Locate the word "with" in the entries below, then gather every line that holds it.

** Start Supplied records **

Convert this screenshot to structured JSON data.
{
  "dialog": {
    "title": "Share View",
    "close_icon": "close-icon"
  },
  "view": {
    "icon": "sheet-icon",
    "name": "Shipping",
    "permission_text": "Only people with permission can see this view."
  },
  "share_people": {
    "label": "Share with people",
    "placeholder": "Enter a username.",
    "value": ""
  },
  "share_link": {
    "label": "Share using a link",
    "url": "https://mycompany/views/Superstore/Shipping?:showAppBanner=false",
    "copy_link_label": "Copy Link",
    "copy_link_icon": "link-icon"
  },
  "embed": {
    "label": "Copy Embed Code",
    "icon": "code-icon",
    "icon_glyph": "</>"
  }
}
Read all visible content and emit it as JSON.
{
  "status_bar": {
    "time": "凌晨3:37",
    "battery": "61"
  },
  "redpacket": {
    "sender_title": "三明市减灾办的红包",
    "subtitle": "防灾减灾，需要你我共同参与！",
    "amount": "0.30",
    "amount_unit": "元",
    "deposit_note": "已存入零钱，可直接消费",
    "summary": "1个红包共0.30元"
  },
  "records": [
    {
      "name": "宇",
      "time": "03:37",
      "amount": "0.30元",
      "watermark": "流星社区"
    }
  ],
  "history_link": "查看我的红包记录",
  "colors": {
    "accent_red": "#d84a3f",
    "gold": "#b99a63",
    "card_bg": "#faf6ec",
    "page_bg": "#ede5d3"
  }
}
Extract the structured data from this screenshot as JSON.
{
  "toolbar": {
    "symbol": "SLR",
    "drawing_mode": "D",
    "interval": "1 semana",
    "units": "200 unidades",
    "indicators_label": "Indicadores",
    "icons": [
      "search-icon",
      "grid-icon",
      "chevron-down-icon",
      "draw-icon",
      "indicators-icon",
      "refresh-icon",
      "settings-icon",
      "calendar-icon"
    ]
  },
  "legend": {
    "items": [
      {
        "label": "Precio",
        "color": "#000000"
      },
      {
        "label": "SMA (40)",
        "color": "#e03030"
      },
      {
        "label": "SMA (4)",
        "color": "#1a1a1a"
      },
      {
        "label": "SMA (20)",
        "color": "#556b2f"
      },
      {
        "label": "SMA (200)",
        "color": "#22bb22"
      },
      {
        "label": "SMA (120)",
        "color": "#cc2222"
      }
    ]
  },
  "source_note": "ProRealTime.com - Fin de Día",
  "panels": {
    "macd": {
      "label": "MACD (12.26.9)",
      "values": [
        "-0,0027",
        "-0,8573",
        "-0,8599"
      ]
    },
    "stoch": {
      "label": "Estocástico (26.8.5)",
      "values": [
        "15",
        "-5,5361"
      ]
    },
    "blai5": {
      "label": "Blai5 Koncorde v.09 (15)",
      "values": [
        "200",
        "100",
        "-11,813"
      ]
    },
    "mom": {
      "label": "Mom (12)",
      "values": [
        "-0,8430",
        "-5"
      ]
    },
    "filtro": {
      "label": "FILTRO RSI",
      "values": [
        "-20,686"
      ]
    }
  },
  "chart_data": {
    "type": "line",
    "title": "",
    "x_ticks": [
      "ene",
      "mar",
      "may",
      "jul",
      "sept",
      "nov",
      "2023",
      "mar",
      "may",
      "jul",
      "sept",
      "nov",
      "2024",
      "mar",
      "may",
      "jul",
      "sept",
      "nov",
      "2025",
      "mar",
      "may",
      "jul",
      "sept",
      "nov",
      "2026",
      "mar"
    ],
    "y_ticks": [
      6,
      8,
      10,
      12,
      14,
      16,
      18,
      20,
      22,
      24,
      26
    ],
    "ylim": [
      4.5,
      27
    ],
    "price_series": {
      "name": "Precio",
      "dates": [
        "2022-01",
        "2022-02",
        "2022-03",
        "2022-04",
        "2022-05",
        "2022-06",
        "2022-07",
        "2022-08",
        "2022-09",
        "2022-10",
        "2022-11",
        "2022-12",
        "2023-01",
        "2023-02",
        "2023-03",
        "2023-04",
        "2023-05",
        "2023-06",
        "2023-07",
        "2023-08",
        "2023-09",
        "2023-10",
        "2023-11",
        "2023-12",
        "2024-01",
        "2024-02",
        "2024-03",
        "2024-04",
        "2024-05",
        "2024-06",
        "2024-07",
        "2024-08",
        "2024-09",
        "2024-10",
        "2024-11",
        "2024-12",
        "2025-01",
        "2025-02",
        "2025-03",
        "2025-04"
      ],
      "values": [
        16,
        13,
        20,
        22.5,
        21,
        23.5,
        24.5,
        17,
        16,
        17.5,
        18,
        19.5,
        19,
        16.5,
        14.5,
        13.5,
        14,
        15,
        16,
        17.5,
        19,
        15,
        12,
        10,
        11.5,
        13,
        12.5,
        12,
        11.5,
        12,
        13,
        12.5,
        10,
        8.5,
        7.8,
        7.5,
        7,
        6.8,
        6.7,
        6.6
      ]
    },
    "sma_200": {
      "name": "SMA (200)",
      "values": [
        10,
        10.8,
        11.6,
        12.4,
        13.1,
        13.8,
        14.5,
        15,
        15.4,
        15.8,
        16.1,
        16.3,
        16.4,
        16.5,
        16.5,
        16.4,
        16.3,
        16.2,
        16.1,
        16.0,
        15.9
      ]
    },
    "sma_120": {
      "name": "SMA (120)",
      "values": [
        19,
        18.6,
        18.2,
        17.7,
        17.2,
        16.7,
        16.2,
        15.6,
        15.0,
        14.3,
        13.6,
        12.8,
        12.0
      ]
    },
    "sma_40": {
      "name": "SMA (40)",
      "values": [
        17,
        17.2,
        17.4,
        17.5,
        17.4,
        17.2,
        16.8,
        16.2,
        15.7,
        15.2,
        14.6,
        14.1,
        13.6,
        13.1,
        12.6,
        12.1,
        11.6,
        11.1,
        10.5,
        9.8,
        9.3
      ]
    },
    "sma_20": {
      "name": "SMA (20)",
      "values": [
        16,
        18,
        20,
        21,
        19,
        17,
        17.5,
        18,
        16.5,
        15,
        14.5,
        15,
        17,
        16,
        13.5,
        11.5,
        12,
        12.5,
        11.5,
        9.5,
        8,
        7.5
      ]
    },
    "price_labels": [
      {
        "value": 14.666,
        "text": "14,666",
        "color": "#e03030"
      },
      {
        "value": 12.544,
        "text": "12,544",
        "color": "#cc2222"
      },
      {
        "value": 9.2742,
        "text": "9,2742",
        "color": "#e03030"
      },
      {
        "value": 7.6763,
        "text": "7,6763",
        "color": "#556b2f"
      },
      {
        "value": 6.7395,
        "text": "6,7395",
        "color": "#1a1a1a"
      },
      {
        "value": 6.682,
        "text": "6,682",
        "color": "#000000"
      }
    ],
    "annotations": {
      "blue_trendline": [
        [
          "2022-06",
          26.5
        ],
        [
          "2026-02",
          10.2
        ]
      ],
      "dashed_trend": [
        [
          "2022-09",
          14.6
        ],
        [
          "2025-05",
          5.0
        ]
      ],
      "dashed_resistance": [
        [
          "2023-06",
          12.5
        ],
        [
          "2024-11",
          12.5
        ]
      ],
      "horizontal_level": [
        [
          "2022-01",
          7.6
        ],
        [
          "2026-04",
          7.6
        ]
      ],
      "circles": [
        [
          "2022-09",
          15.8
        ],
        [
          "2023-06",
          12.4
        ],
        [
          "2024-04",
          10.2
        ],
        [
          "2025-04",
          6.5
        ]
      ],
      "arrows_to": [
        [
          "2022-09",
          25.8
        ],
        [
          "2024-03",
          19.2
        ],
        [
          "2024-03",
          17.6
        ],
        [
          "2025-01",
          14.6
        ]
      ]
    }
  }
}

** End Supplied records **

Correct response ->
    "permission_text": "Only people with permission can see this view."
    "label": "Share with people",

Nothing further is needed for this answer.